--- Begin Supplied records ---
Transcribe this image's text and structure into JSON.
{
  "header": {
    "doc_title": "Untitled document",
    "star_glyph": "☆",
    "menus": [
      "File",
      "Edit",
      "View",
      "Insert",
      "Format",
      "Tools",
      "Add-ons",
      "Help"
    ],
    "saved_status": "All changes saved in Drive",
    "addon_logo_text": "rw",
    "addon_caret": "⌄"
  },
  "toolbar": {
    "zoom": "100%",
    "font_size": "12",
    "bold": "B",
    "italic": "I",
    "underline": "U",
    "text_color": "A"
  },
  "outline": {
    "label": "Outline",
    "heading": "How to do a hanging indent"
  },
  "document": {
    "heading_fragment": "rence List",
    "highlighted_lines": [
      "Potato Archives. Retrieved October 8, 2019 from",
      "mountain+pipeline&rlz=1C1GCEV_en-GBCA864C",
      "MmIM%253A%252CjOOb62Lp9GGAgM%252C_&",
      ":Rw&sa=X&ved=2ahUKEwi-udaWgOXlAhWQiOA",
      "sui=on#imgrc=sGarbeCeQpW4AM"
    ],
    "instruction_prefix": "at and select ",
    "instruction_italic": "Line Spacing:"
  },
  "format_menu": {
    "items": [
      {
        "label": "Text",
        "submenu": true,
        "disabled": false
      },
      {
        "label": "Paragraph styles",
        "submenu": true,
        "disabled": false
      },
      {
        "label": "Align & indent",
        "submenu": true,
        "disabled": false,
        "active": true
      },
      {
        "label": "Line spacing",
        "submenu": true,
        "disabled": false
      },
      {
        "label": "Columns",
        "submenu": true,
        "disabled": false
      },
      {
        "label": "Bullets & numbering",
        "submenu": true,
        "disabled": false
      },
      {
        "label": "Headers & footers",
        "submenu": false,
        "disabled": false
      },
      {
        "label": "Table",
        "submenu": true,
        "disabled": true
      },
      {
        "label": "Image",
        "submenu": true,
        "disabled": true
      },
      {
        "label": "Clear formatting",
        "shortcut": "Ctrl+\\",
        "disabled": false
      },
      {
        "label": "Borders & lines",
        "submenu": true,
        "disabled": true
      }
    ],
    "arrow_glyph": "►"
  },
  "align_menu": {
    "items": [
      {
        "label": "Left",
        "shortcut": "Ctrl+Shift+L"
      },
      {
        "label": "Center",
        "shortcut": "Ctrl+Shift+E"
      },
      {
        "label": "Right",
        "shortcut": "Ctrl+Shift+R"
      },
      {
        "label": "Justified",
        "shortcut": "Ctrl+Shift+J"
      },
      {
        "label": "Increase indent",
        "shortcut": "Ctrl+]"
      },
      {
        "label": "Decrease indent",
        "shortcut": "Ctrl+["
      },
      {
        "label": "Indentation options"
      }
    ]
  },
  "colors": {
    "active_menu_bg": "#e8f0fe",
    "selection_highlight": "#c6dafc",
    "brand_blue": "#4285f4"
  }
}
--- End Supplied records ---
**Task details**
Reproduce all of the entries word for word.

**Output for this task**
Transcribe this image's text and structure into JSON.
{
  "header": {
    "doc_title": "Untitled document",
    "star_glyph": "☆",
    "menus": [
      "File",
      "Edit",
      "View",
      "Insert",
      "Format",
      "Tools",
      "Add-ons",
      "Help"
    ],
    "saved_status": "All changes saved in Drive",
    "addon_logo_text": "rw",
    "addon_caret": "⌄"
  },
  "toolbar": {
    "zoom": "100%",
    "font_size": "12",
    "bold": "B",
    "italic": "I",
    "underline": "U",
    "text_color": "A"
  },
  "outline": {
    "label": "Outline",
    "heading": "How to do a hanging indent"
  },
  "document": {
    "heading_fragment": "rence List",
    "highlighted_lines": [
      "Potato Archives. Retrieved October 8, 2019 from",
      "mountain+pipeline&rlz=1C1GCEV_en-GBCA864C",
      "MmIM%253A%252CjOOb62Lp9GGAgM%252C_&",
      ":Rw&sa=X&ved=2ahUKEwi-udaWgOXlAhWQiOA",
      "sui=on#imgrc=sGarbeCeQpW4AM"
    ],
    "instruction_prefix": "at and select ",
    "instruction_italic": "Line Spacing:"
  },
  "format_menu": {
    "items": [
      {
        "label": "Text",
        "submenu": true,
        "disabled": false
      },
      {
        "label": "Paragraph styles",
        "submenu": true,
        "disabled": false
      },
      {
        "label": "Align & indent",
        "submenu": true,
        "disabled": false,
        "active": true
      },
      {
        "label": "Line spacing",
        "submenu": true,
        "disabled": false
      },
      {
        "label": "Columns",
        "submenu": true,
        "disabled": false
      },
      {
        "label": "Bullets & numbering",
        "submenu": true,
        "disabled": false
      },
      {
        "label": "Headers & footers",
        "submenu": false,
        "disabled": false
      },
      {
        "label": "Table",
        "submenu": true,
        "disabled": true
      },
      {
        "label": "Image",
        "submenu": true,
        "disabled": true
      },
      {
        "label": "Clear formatting",
        "shortcut": "Ctrl+\\",
        "disabled": false
      },
      {
        "label": "Borders & lines",
        "submenu": true,
        "disabled": true
      }
    ],
    "arrow_glyph": "►"
  },
  "align_menu": {
    "items": [
      {
        "label": "Left",
        "shortcut": "Ctrl+Shift+L"
      },
      {
        "label": "Center",
        "shortcut": "Ctrl+Shift+E"
      },
      {
        "label": "Right",
        "shortcut": "Ctrl+Shift+R"
      },
      {
        "label": "Justified",
        "shortcut": "Ctrl+Shift+J"
      },
      {
        "label": "Increase indent",
        "shortcut": "Ctrl+]"
      },
      {
        "label": "Decrease indent",
        "shortcut": "Ctrl+["
      },
      {
        "label": "Indentation options"
      }
    ]
  },
  "colors": {
    "active_menu_bg": "#e8f0fe",
    "selection_highlight": "#c6dafc",
    "brand_blue": "#4285f4"
  }
}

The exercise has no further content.